*Part of a data file:*
>>>
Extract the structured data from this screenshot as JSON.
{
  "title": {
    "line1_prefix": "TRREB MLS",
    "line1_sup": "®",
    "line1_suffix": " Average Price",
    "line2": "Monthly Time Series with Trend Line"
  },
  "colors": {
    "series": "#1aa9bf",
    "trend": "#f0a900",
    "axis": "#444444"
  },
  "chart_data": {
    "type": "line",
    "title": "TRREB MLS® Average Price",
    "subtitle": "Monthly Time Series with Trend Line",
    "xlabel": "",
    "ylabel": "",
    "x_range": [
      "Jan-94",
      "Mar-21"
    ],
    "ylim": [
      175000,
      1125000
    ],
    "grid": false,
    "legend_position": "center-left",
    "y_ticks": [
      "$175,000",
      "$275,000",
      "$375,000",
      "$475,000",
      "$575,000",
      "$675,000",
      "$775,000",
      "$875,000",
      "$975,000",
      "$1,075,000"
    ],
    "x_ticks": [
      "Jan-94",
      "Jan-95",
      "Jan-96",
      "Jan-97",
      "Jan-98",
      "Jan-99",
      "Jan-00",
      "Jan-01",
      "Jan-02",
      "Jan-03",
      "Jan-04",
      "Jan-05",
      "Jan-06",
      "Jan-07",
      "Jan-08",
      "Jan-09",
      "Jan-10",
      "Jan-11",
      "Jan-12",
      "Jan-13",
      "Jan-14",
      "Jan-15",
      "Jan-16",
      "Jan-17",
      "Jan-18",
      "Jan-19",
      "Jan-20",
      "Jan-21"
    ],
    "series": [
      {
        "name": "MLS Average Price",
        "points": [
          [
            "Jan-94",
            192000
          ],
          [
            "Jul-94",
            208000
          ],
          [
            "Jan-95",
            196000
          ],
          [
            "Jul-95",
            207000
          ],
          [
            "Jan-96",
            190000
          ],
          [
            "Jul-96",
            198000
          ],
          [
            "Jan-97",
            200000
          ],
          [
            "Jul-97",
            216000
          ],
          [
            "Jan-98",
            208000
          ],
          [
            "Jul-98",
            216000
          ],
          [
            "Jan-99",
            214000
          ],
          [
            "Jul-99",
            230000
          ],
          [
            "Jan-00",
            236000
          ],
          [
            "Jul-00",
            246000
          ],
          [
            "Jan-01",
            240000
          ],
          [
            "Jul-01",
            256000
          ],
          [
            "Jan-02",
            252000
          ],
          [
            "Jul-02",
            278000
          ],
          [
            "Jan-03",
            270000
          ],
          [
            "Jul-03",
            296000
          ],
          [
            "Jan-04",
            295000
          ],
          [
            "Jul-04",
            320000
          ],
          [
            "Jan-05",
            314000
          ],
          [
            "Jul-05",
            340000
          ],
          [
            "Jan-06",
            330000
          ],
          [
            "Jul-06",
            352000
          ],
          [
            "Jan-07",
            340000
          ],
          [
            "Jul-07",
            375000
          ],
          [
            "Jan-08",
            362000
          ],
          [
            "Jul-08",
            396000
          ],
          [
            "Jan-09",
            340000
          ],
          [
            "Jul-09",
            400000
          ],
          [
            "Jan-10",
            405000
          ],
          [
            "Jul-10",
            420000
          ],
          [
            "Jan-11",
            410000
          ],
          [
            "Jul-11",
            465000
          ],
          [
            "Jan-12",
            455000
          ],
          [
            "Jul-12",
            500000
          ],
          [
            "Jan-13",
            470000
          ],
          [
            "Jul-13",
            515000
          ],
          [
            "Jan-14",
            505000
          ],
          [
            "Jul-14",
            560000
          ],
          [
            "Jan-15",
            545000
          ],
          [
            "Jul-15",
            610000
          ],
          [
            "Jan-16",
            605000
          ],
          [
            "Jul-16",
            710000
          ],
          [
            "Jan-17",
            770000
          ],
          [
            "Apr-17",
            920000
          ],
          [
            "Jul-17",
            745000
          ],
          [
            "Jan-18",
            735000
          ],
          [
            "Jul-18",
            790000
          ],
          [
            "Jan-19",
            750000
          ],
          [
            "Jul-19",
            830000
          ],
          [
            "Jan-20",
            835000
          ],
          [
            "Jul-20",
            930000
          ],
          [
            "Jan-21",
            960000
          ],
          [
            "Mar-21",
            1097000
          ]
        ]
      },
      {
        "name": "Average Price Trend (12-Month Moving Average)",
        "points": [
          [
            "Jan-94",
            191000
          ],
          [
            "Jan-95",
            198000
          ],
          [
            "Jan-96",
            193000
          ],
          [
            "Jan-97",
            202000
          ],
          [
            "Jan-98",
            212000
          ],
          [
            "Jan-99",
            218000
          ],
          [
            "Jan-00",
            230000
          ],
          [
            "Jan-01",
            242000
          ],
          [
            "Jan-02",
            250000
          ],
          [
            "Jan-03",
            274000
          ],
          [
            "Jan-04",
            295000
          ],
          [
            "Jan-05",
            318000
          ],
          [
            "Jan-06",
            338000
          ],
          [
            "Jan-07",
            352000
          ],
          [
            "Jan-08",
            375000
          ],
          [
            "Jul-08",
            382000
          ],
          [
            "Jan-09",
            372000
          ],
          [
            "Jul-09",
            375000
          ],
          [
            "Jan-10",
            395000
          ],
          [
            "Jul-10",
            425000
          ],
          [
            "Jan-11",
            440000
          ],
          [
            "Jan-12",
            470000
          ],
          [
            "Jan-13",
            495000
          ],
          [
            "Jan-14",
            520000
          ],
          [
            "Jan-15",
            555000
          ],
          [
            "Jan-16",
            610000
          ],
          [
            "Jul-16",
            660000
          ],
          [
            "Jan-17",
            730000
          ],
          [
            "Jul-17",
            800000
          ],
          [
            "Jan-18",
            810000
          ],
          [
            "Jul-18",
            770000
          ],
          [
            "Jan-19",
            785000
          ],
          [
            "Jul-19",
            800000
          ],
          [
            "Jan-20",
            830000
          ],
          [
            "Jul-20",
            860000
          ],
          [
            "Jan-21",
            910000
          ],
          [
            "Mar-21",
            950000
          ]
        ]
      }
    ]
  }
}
<<<
*PROMPT:* Reproduce each line of the material above precisely.

*RESULT:*
Extract the structured data from this screenshot as JSON.
{
  "title": {
    "line1_prefix": "TRREB MLS",
    "line1_sup": "®",
    "line1_suffix": " Average Price",
    "line2": "Monthly Time Series with Trend Line"
  },
  "colors": {
    "series": "#1aa9bf",
    "trend": "#f0a900",
    "axis": "#444444"
  },
  "chart_data": {
    "type": "line",
    "title": "TRREB MLS® Average Price",
    "subtitle": "Monthly Time Series with Trend Line",
    "xlabel": "",
    "ylabel": "",
    "x_range": [
      "Jan-94",
      "Mar-21"
    ],
    "ylim": [
      175000,
      1125000
    ],
    "grid": false,
    "legend_position": "center-left",
    "y_ticks": [
      "$175,000",
      "$275,000",
      "$375,000",
      "$475,000",
      "$575,000",
      "$675,000",
      "$775,000",
      "$875,000",
      "$975,000",
      "$1,075,000"
    ],
    "x_ticks": [
      "Jan-94",
      "Jan-95",
      "Jan-96",
      "Jan-97",
      "Jan-98",
      "Jan-99",
      "Jan-00",
      "Jan-01",
      "Jan-02",
      "Jan-03",
      "Jan-04",
      "Jan-05",
      "Jan-06",
      "Jan-07",
      "Jan-08",
      "Jan-09",
      "Jan-10",
      "Jan-11",
      "Jan-12",
      "Jan-13",
      "Jan-14",
      "Jan-15",
      "Jan-16",
      "Jan-17",
      "Jan-18",
      "Jan-19",
      "Jan-20",
      "Jan-21"
    ],
    "series": [
      {
        "name": "MLS Average Price",
        "points": [
          [
            "Jan-94",
            192000
          ],
          [
            "Jul-94",
            208000
          ],
          [
            "Jan-95",
            196000
          ],
          [
            "Jul-95",
            207000
          ],
          [
            "Jan-96",
            190000
          ],
          [
            "Jul-96",
            198000
          ],
          [
            "Jan-97",
            200000
          ],
          [
            "Jul-97",
            216000
          ],
          [
            "Jan-98",
            208000
          ],
          [
            "Jul-98",
            216000
          ],
          [
            "Jan-99",
            214000
          ],
          [
            "Jul-99",
            230000
          ],
          [
            "Jan-00",
            236000
          ],
          [
            "Jul-00",
            246000
          ],
          [
            "Jan-01",
            240000
          ],
          [
            "Jul-01",
            256000
          ],
          [
            "Jan-02",
            252000
          ],
          [
            "Jul-02",
            278000
          ],
          [
            "Jan-03",
            270000
          ],
          [
            "Jul-03",
            296000
          ],
          [
            "Jan-04",
            295000
          ],
          [
            "Jul-04",
            320000
          ],
          [
            "Jan-05",
            314000
          ],
          [
            "Jul-05",
            340000
          ],
          [
            "Jan-06",
            330000
          ],
          [
            "Jul-06",
            352000
          ],
          [
            "Jan-07",
            340000
          ],
          [
            "Jul-07",
            375000
          ],
          [
            "Jan-08",
            362000
          ],
          [
            "Jul-08",
            396000
          ],
          [
            "Jan-09",
            340000
          ],
          [
            "Jul-09",
            400000
          ],
          [
            "Jan-10",
            405000
          ],
          [
            "Jul-10",
            420000
          ],
          [
            "Jan-11",
            410000
          ],
          [
            "Jul-11",
            465000
          ],
          [
            "Jan-12",
            455000
          ],
          [
            "Jul-12",
            500000
          ],
          [
            "Jan-13",
            470000
          ],
          [
            "Jul-13",
            515000
          ],
          [
            "Jan-14",
            505000
          ],
          [
            "Jul-14",
            560000
          ],
          [
            "Jan-15",
            545000
          ],
          [
            "Jul-15",
            610000
          ],
          [
            "Jan-16",
            605000
          ],
          [
            "Jul-16",
            710000
          ],
          [
            "Jan-17",
            770000
          ],
          [
            "Apr-17",
            920000
          ],
          [
            "Jul-17",
            745000
          ],
          [
            "Jan-18",
            735000
          ],
          [
            "Jul-18",
            790000
          ],
          [
            "Jan-19",
            750000
          ],
          [
            "Jul-19",
            830000
          ],
          [
            "Jan-20",
            835000
          ],
          [
            "Jul-20",
            930000
          ],
          [
            "Jan-21",
            960000
          ],
          [
            "Mar-21",
            1097000
          ]
        ]
      },
      {
        "name": "Average Price Trend (12-Month Moving Average)",
        "points": [
          [
            "Jan-94",
            191000
          ],
          [
            "Jan-95",
            198000
          ],
          [
            "Jan-96",
            193000
          ],
          [
            "Jan-97",
            202000
          ],
          [
            "Jan-98",
            212000
          ],
          [
            "Jan-99",
            218000
          ],
          [
            "Jan-00",
            230000
          ],
          [
            "Jan-01",
            242000
          ],
          [
            "Jan-02",
            250000
          ],
          [
            "Jan-03",
            274000
          ],
          [
            "Jan-04",
            295000
          ],
          [
            "Jan-05",
            318000
          ],
          [
            "Jan-06",
            338000
          ],
          [
            "Jan-07",
            352000
          ],
          [
            "Jan-08",
            375000
          ],
          [
            "Jul-08",
            382000
          ],
          [
            "Jan-09",
            372000
          ],
          [
            "Jul-09",
            375000
          ],
          [
            "Jan-10",
            395000
          ],
          [
            "Jul-10",
            425000
          ],
          [
            "Jan-11",
            440000
          ],
          [
            "Jan-12",
            470000
          ],
          [
            "Jan-13",
            495000
          ],
          [
            "Jan-14",
            520000
          ],
          [
            "Jan-15",
            555000
          ],
          [
            "Jan-16",
            610000
          ],
          [
            "Jul-16",
            660000
          ],
          [
            "Jan-17",
            730000
          ],
          [
            "Jul-17",
            800000
          ],
          [
            "Jan-18",
            810000
          ],
          [
            "Jul-18",
            770000
          ],
          [
            "Jan-19",
            785000
          ],
          [
            "Jul-19",
            800000
          ],
          [
            "Jan-20",
            830000
          ],
          [
            "Jul-20",
            860000
          ],
          [
            "Jan-21",
            910000
          ],
          [
            "Mar-21",
            950000
          ]
        ]
      }
    ]
  }
}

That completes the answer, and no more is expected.